— BEGIN —

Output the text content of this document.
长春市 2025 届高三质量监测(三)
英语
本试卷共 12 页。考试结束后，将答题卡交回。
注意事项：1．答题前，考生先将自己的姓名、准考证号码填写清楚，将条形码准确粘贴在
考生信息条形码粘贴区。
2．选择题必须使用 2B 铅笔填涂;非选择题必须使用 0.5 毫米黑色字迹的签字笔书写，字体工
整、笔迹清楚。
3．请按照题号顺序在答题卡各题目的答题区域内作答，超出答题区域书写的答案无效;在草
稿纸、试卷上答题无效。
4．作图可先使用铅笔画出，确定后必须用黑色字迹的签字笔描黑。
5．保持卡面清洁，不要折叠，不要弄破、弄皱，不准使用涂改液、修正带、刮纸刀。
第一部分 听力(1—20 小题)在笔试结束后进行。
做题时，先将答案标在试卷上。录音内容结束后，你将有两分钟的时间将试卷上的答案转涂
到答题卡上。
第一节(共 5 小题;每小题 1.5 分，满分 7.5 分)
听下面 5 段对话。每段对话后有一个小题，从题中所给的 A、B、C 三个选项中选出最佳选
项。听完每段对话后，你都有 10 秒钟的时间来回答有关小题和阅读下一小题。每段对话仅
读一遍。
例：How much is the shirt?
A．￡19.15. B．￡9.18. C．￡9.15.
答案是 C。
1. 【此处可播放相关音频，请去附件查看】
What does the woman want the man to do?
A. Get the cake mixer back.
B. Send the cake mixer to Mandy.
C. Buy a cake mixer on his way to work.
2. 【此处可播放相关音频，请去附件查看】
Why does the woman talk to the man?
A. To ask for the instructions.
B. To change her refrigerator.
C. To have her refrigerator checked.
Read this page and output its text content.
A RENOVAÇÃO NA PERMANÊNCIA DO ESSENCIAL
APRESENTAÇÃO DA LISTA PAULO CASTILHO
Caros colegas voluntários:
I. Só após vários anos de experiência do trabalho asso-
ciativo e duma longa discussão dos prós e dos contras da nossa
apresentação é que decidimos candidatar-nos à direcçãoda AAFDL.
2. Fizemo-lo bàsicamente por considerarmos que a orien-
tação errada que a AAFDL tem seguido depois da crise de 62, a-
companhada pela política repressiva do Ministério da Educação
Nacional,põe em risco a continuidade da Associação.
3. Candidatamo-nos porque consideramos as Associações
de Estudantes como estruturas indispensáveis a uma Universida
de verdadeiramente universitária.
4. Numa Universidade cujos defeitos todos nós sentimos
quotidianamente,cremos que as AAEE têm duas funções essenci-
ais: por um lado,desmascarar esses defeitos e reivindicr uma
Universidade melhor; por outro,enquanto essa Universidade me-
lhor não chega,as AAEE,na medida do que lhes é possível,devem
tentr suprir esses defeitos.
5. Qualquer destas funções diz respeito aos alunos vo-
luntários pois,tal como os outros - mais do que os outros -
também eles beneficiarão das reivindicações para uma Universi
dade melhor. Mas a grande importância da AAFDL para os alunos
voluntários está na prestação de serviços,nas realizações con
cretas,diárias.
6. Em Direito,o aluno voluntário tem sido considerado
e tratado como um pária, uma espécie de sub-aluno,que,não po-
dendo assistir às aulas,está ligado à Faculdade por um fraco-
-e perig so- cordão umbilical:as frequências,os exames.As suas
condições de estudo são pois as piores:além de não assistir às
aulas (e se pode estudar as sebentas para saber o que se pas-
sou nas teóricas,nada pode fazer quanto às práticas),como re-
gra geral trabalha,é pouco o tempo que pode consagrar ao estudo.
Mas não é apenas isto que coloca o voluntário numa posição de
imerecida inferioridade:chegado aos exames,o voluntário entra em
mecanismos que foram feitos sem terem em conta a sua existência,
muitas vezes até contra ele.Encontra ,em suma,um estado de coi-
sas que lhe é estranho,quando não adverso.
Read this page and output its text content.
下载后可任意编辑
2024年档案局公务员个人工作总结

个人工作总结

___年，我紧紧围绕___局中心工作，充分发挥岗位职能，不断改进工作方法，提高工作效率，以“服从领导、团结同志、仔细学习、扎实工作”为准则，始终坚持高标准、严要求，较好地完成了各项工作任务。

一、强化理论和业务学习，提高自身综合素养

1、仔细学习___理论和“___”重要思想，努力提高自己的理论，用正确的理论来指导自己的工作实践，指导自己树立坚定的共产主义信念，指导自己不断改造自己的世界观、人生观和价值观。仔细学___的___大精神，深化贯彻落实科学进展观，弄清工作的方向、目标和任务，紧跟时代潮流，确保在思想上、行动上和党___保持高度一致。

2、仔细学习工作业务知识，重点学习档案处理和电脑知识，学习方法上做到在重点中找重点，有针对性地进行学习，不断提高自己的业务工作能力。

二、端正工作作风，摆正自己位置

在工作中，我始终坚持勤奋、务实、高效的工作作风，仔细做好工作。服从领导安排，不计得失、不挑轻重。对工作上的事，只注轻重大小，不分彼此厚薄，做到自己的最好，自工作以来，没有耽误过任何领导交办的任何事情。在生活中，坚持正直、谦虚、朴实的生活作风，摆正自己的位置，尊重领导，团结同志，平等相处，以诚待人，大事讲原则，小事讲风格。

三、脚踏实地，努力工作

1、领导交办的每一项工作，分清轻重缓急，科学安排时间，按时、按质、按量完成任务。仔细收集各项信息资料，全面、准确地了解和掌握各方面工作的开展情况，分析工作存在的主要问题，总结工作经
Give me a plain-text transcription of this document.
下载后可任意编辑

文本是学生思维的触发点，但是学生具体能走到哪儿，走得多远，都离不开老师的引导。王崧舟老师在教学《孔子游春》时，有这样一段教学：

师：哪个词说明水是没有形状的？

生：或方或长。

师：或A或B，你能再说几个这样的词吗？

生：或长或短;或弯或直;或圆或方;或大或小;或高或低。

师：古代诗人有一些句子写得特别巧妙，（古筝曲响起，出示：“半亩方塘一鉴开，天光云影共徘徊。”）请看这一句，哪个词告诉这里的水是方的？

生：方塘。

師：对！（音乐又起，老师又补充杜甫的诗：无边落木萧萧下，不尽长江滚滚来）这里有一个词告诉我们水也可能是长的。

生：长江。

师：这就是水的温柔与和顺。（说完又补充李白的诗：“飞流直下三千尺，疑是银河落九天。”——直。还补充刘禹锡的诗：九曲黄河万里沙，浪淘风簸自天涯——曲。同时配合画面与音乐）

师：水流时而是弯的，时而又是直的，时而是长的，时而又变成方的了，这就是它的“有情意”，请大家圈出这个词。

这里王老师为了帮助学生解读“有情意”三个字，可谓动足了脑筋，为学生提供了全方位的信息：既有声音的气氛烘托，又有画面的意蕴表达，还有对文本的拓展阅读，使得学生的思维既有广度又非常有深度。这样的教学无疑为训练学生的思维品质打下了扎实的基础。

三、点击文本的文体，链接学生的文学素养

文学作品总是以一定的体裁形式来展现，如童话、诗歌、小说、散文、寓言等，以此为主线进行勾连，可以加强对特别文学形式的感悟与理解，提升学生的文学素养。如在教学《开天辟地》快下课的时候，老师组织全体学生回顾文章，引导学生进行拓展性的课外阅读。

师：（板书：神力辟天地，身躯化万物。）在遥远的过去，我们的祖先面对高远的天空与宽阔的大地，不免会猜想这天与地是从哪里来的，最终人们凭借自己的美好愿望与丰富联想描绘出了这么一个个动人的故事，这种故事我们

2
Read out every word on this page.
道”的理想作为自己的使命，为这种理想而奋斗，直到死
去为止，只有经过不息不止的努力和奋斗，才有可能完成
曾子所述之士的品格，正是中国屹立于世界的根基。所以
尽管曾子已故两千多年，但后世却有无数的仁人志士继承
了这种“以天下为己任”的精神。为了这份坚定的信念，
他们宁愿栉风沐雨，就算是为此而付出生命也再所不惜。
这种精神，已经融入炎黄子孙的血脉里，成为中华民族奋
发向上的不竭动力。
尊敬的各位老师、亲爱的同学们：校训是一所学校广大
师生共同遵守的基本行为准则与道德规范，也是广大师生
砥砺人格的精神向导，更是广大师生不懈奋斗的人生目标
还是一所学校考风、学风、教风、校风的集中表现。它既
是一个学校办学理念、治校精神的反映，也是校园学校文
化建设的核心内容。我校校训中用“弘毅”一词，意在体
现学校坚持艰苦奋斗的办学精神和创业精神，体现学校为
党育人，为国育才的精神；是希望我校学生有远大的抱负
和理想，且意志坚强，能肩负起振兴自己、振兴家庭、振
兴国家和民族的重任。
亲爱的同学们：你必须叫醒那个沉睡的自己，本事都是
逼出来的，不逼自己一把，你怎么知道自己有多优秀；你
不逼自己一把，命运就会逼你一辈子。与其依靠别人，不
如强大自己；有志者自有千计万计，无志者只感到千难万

— END —

Repeat exactly the lines from the line containing "Read out every word on this page." through the end of the listing above; both boundary lines are part of the output.

→ **ANSWER TO THIS EXERCISE**:
Read out every word on this page.
道”的理想作为自己的使命，为这种理想而奋斗，直到死
去为止，只有经过不息不止的努力和奋斗，才有可能完成
曾子所述之士的品格，正是中国屹立于世界的根基。所以
尽管曾子已故两千多年，但后世却有无数的仁人志士继承
了这种“以天下为己任”的精神。为了这份坚定的信念，
他们宁愿栉风沐雨，就算是为此而付出生命也再所不惜。
这种精神，已经融入炎黄子孙的血脉里，成为中华民族奋
发向上的不竭动力。
尊敬的各位老师、亲爱的同学们：校训是一所学校广大
师生共同遵守的基本行为准则与道德规范，也是广大师生
砥砺人格的精神向导，更是广大师生不懈奋斗的人生目标
还是一所学校考风、学风、教风、校风的集中表现。它既
是一个学校办学理念、治校精神的反映，也是校园学校文
化建设的核心内容。我校校训中用“弘毅”一词，意在体
现学校坚持艰苦奋斗的办学精神和创业精神，体现学校为
党育人，为国育才的精神；是希望我校学生有远大的抱负
和理想，且意志坚强，能肩负起振兴自己、振兴家庭、振
兴国家和民族的重任。
亲爱的同学们：你必须叫醒那个沉睡的自己，本事都是
逼出来的，不逼自己一把，你怎么知道自己有多优秀；你
不逼自己一把，命运就会逼你一辈子。与其依靠别人，不
如强大自己；有志者自有千计万计，无志者只感到千难万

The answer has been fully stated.